● **The request**: Lines containing "промышленной" are to be counted. Report the count alone.

● **Material for this exercise**:
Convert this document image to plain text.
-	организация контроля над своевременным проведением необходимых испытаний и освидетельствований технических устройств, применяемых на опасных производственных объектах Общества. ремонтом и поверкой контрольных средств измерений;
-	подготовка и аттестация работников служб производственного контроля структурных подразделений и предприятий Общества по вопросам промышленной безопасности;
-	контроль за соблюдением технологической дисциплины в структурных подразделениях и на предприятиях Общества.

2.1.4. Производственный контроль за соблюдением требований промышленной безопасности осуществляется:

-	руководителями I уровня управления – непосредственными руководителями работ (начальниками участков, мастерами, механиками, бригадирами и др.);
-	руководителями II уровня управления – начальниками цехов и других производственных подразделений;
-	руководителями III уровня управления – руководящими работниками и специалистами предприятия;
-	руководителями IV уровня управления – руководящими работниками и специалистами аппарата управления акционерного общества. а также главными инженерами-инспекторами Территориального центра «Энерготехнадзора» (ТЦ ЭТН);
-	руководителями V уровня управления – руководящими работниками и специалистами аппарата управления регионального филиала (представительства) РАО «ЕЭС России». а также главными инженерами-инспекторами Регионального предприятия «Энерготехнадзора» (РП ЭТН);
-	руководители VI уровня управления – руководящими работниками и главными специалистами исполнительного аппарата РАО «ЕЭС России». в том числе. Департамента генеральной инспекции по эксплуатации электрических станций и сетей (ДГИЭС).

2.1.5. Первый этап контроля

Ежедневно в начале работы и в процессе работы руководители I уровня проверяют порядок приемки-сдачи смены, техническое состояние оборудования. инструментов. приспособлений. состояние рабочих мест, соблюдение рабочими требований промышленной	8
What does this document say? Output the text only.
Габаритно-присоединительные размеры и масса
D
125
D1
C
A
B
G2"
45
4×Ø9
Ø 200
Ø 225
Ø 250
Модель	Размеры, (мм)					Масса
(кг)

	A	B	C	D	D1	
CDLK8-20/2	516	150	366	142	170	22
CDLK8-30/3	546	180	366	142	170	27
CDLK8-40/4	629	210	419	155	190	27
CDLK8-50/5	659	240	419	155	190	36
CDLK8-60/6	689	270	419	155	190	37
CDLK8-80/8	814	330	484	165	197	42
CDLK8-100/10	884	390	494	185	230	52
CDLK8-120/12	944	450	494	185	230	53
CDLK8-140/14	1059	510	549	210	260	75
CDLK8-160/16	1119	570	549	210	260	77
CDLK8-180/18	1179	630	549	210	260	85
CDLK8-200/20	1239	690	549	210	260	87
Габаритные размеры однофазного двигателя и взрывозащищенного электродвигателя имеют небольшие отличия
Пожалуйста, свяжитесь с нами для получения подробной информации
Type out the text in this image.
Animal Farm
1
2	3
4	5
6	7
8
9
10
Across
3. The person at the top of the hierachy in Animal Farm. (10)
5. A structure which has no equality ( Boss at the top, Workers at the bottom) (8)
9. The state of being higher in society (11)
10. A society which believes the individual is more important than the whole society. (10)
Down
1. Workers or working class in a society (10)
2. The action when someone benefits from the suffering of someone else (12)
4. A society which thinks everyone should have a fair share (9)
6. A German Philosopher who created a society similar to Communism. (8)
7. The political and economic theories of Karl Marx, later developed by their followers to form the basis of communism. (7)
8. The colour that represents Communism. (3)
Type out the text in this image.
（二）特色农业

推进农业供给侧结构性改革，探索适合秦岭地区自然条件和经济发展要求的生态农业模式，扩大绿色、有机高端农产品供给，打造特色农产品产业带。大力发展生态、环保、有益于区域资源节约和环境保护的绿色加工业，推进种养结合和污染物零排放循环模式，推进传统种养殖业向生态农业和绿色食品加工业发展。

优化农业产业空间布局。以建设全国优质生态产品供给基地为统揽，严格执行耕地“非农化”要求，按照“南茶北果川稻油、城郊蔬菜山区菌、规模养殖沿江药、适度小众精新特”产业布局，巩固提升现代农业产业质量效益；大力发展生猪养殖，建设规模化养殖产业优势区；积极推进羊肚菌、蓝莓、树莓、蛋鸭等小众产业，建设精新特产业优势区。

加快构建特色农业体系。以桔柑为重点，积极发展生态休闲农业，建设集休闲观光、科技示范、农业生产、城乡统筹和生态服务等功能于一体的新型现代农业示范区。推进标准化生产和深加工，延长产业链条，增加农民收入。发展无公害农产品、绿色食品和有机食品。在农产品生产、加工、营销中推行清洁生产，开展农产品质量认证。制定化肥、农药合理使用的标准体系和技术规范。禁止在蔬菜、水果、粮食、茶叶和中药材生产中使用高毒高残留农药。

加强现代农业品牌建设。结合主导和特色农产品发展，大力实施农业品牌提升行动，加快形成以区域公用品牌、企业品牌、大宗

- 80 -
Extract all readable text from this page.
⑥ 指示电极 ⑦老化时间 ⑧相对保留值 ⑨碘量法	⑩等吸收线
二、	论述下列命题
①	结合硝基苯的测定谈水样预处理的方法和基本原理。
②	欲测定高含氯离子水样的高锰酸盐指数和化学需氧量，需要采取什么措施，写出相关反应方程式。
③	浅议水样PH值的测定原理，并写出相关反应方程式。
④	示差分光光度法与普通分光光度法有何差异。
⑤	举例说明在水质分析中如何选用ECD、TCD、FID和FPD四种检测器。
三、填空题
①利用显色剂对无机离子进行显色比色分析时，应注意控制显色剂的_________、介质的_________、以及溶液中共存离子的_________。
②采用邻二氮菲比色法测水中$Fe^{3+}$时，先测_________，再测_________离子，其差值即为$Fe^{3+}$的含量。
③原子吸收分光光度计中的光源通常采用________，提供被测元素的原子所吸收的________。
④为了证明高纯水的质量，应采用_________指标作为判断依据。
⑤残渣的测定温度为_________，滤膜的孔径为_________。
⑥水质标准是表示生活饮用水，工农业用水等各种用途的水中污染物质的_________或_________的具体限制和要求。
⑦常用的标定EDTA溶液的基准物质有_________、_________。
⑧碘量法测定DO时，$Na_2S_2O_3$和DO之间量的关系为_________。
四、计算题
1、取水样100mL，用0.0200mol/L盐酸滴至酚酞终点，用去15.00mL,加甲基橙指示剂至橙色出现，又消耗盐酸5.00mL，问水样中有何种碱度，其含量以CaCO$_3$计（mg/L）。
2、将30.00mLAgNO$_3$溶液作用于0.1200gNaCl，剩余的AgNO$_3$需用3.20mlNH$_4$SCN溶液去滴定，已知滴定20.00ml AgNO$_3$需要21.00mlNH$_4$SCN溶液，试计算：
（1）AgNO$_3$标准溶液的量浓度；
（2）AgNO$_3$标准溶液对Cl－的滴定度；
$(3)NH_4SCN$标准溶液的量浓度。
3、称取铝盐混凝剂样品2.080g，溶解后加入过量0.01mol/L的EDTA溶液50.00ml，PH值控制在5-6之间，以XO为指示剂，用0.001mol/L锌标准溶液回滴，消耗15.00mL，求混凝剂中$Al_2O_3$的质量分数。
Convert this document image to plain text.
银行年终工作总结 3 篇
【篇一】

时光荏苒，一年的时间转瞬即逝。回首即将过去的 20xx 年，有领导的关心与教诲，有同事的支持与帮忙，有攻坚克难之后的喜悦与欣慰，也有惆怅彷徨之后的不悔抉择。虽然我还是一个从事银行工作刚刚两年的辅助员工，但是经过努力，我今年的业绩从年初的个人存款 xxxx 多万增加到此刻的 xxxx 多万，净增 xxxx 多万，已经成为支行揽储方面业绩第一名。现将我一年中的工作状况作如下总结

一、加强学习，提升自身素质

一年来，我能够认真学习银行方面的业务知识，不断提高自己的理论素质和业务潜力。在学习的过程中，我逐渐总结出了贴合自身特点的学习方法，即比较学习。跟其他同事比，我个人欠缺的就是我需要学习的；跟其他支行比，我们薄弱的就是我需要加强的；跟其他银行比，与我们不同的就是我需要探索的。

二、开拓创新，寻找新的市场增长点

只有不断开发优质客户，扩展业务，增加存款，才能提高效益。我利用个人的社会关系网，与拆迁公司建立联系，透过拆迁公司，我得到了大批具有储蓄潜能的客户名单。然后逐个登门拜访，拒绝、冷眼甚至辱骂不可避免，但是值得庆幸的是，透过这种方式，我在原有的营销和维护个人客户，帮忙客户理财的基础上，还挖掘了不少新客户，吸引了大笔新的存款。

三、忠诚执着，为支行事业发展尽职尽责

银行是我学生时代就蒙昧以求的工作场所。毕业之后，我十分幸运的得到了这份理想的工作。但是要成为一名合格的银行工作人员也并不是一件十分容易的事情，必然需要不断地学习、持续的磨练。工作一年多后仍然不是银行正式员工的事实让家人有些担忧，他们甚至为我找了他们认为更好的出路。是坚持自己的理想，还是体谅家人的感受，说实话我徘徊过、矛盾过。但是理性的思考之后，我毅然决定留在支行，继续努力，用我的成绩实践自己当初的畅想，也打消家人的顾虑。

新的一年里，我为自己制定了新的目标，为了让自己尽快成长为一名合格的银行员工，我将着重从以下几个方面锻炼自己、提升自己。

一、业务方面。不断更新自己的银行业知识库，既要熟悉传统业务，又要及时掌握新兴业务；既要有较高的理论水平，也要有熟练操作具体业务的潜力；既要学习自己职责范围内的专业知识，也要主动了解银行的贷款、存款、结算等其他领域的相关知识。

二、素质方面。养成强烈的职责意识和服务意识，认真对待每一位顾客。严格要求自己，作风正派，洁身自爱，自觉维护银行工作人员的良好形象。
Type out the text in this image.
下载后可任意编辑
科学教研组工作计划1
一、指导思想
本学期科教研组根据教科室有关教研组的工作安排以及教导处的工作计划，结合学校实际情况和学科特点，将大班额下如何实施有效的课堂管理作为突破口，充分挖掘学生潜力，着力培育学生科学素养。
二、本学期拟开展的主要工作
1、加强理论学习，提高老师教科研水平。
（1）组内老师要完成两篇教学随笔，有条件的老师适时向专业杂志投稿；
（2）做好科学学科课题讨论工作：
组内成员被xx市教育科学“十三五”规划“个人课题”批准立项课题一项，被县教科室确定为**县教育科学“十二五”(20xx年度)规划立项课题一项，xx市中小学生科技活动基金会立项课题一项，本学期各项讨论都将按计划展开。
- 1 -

● **Complete response**: 3